(Given problem):
Without the pictures, give the entries below again exactly as written.

(Input rows):

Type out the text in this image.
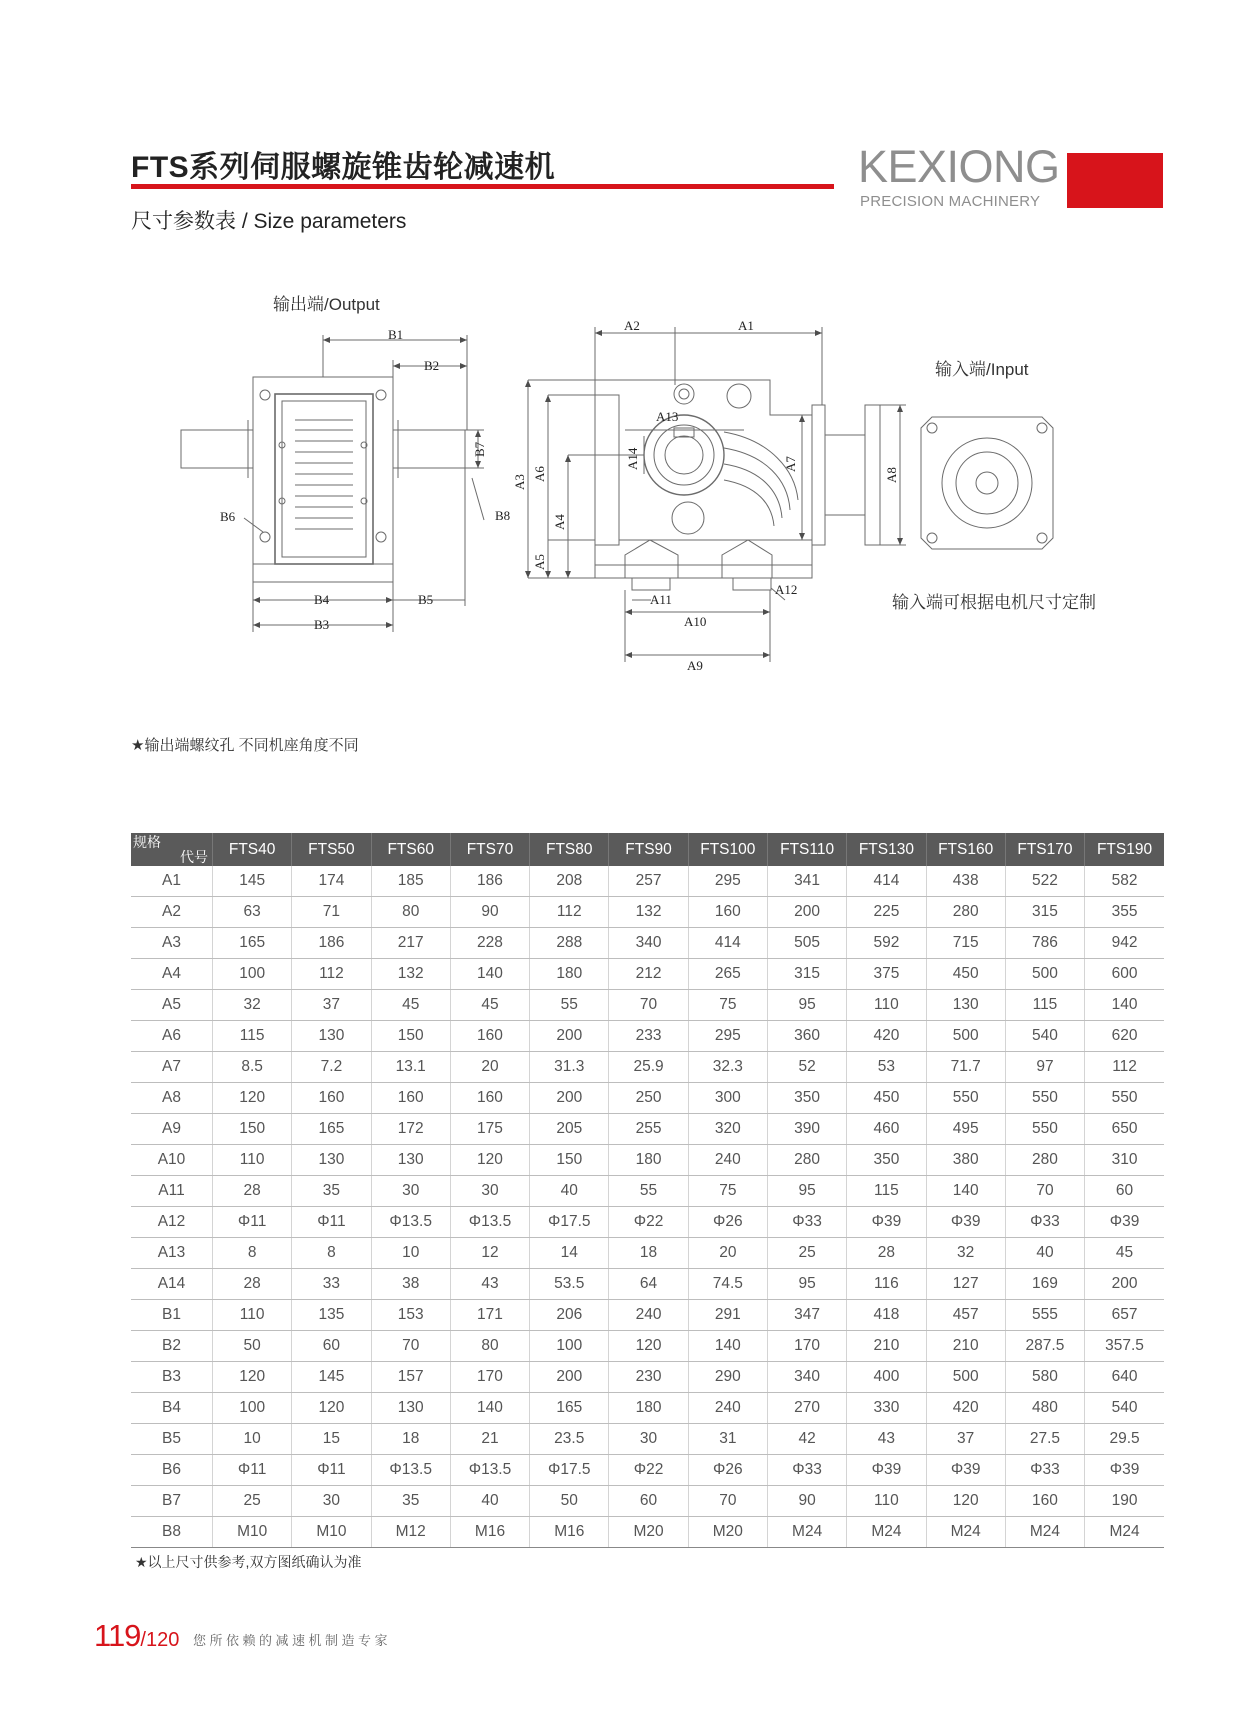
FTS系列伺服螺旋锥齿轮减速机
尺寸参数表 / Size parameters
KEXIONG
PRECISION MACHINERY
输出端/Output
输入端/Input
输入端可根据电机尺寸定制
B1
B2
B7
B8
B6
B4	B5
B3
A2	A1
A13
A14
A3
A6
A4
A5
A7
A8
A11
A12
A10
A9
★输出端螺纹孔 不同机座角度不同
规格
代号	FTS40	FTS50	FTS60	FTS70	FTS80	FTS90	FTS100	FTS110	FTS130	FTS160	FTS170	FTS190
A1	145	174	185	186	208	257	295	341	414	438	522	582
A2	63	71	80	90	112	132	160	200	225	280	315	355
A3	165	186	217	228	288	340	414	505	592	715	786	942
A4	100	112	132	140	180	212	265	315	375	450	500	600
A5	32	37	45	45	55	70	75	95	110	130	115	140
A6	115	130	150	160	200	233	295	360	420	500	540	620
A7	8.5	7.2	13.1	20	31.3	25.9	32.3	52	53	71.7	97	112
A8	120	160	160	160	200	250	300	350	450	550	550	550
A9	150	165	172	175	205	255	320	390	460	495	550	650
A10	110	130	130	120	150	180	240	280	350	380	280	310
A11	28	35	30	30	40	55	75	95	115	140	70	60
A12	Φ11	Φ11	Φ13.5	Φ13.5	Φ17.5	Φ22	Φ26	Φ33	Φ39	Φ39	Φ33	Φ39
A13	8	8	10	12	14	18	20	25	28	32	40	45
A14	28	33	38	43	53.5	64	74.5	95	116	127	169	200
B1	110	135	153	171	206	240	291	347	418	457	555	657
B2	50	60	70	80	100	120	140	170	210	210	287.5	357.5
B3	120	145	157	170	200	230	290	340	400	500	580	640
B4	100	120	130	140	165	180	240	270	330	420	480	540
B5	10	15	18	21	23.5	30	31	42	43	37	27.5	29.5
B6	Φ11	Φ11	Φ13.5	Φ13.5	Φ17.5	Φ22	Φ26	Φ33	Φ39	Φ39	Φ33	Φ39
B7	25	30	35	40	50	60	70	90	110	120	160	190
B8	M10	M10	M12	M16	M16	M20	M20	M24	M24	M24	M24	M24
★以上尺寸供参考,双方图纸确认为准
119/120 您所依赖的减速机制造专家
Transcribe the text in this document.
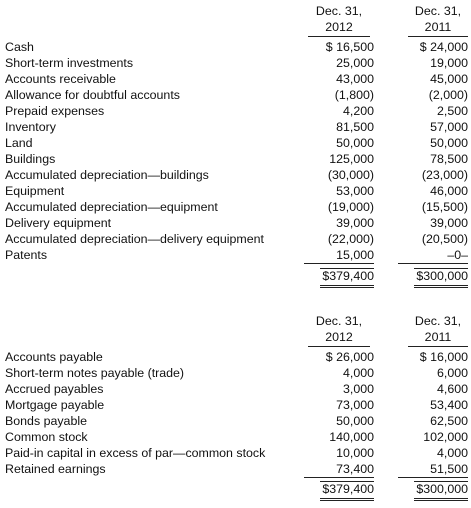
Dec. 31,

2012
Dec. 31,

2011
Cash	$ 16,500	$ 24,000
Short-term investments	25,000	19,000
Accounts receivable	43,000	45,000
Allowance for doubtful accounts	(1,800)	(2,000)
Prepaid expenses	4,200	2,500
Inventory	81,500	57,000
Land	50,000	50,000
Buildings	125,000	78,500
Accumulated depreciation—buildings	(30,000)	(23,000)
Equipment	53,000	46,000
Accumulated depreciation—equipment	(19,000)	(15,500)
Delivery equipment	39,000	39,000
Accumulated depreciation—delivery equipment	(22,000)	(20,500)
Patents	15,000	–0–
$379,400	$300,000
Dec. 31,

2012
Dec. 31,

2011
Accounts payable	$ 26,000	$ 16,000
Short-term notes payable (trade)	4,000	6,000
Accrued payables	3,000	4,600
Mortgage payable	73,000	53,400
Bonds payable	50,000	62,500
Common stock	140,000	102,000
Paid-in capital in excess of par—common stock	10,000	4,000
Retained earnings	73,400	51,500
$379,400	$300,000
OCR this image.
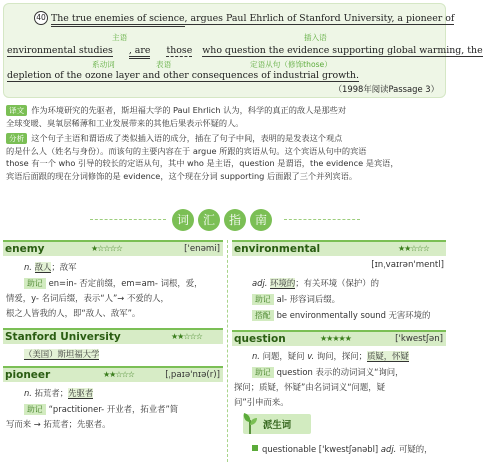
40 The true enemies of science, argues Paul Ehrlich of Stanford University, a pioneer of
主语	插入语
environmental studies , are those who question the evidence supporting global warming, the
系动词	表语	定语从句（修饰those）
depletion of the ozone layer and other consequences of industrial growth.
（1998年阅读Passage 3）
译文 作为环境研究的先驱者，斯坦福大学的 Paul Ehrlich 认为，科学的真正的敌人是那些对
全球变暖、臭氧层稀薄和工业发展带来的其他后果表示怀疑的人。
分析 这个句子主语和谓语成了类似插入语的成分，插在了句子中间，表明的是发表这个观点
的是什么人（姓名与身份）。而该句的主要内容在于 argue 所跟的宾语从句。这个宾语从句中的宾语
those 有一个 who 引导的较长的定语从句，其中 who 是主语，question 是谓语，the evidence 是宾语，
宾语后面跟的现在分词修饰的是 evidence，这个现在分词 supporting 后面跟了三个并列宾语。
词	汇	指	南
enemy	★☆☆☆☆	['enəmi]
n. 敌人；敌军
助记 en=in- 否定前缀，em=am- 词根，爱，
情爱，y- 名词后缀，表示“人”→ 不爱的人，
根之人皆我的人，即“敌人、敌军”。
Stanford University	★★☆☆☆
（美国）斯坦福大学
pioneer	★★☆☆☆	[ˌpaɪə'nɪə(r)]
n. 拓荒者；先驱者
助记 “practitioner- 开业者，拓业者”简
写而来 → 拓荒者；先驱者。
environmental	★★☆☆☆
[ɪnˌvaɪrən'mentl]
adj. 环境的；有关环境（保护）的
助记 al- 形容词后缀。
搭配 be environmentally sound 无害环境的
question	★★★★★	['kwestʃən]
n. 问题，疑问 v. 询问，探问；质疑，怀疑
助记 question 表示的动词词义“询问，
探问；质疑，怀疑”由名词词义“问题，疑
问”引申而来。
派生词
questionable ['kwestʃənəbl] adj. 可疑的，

(Output of the task):
Type out the text in this image.
FTS系列伺服螺旋锥齿轮减速机
尺寸参数表 / Size parameters
KEXIONG
PRECISION MACHINERY
输出端/Output
输入端/Input
输入端可根据电机尺寸定制
B1
B2
B7
B8
B6
B4	B5
B3
A2	A1
A13
A14
A3
A6
A4
A5
A7
A8
A11
A12
A10
A9
★输出端螺纹孔 不同机座角度不同
规格
代号	FTS40	FTS50	FTS60	FTS70	FTS80	FTS90	FTS100	FTS110	FTS130	FTS160	FTS170	FTS190
A1	145	174	185	186	208	257	295	341	414	438	522	582
A2	63	71	80	90	112	132	160	200	225	280	315	355
A3	165	186	217	228	288	340	414	505	592	715	786	942
A4	100	112	132	140	180	212	265	315	375	450	500	600
A5	32	37	45	45	55	70	75	95	110	130	115	140
A6	115	130	150	160	200	233	295	360	420	500	540	620
A7	8.5	7.2	13.1	20	31.3	25.9	32.3	52	53	71.7	97	112
A8	120	160	160	160	200	250	300	350	450	550	550	550
A9	150	165	172	175	205	255	320	390	460	495	550	650
A10	110	130	130	120	150	180	240	280	350	380	280	310
A11	28	35	30	30	40	55	75	95	115	140	70	60
A12	Φ11	Φ11	Φ13.5	Φ13.5	Φ17.5	Φ22	Φ26	Φ33	Φ39	Φ39	Φ33	Φ39
A13	8	8	10	12	14	18	20	25	28	32	40	45
A14	28	33	38	43	53.5	64	74.5	95	116	127	169	200
B1	110	135	153	171	206	240	291	347	418	457	555	657
B2	50	60	70	80	100	120	140	170	210	210	287.5	357.5
B3	120	145	157	170	200	230	290	340	400	500	580	640
B4	100	120	130	140	165	180	240	270	330	420	480	540
B5	10	15	18	21	23.5	30	31	42	43	37	27.5	29.5
B6	Φ11	Φ11	Φ13.5	Φ13.5	Φ17.5	Φ22	Φ26	Φ33	Φ39	Φ39	Φ33	Φ39
B7	25	30	35	40	50	60	70	90	110	120	160	190
B8	M10	M10	M12	M16	M16	M20	M20	M24	M24	M24	M24	M24
★以上尺寸供参考,双方图纸确认为准
119/120 您所依赖的减速机制造专家
Transcribe the text in this document.
Dec. 31,

2012
Dec. 31,

2011
Cash	$ 16,500	$ 24,000
Short-term investments	25,000	19,000
Accounts receivable	43,000	45,000
Allowance for doubtful accounts	(1,800)	(2,000)
Prepaid expenses	4,200	2,500
Inventory	81,500	57,000
Land	50,000	50,000
Buildings	125,000	78,500
Accumulated depreciation—buildings	(30,000)	(23,000)
Equipment	53,000	46,000
Accumulated depreciation—equipment	(19,000)	(15,500)
Delivery equipment	39,000	39,000
Accumulated depreciation—delivery equipment	(22,000)	(20,500)
Patents	15,000	–0–
$379,400	$300,000
Dec. 31,

2012
Dec. 31,

2011
Accounts payable	$ 26,000	$ 16,000
Short-term notes payable (trade)	4,000	6,000
Accrued payables	3,000	4,600
Mortgage payable	73,000	53,400
Bonds payable	50,000	62,500
Common stock	140,000	102,000
Paid-in capital in excess of par—common stock	10,000	4,000
Retained earnings	73,400	51,500
$379,400	$300,000
OCR this image.
40 The true enemies of science, argues Paul Ehrlich of Stanford University, a pioneer of
主语	插入语
environmental studies , are those who question the evidence supporting global warming, the
系动词	表语	定语从句（修饰those）
depletion of the ozone layer and other consequences of industrial growth.
（1998年阅读Passage 3）
译文 作为环境研究的先驱者，斯坦福大学的 Paul Ehrlich 认为，科学的真正的敌人是那些对
全球变暖、臭氧层稀薄和工业发展带来的其他后果表示怀疑的人。
分析 这个句子主语和谓语成了类似插入语的成分，插在了句子中间，表明的是发表这个观点
的是什么人（姓名与身份）。而该句的主要内容在于 argue 所跟的宾语从句。这个宾语从句中的宾语
those 有一个 who 引导的较长的定语从句，其中 who 是主语，question 是谓语，the evidence 是宾语，
宾语后面跟的现在分词修饰的是 evidence，这个现在分词 supporting 后面跟了三个并列宾语。
词	汇	指	南
enemy	★☆☆☆☆	['enəmi]
n. 敌人；敌军
助记 en=in- 否定前缀，em=am- 词根，爱，
情爱，y- 名词后缀，表示“人”→ 不爱的人，
根之人皆我的人，即“敌人、敌军”。
Stanford University	★★☆☆☆
（美国）斯坦福大学
pioneer	★★☆☆☆	[ˌpaɪə'nɪə(r)]
n. 拓荒者；先驱者
助记 “practitioner- 开业者，拓业者”简
写而来 → 拓荒者；先驱者。
environmental	★★☆☆☆
[ɪnˌvaɪrən'mentl]
adj. 环境的；有关环境（保护）的
助记 al- 形容词后缀。
搭配 be environmentally sound 无害环境的
question	★★★★★	['kwestʃən]
n. 问题，疑问 v. 询问，探问；质疑，怀疑
助记 question 表示的动词词义“询问，
探问；质疑，怀疑”由名词词义“问题，疑
问”引申而来。
派生词
questionable ['kwestʃənəbl] adj. 可疑的，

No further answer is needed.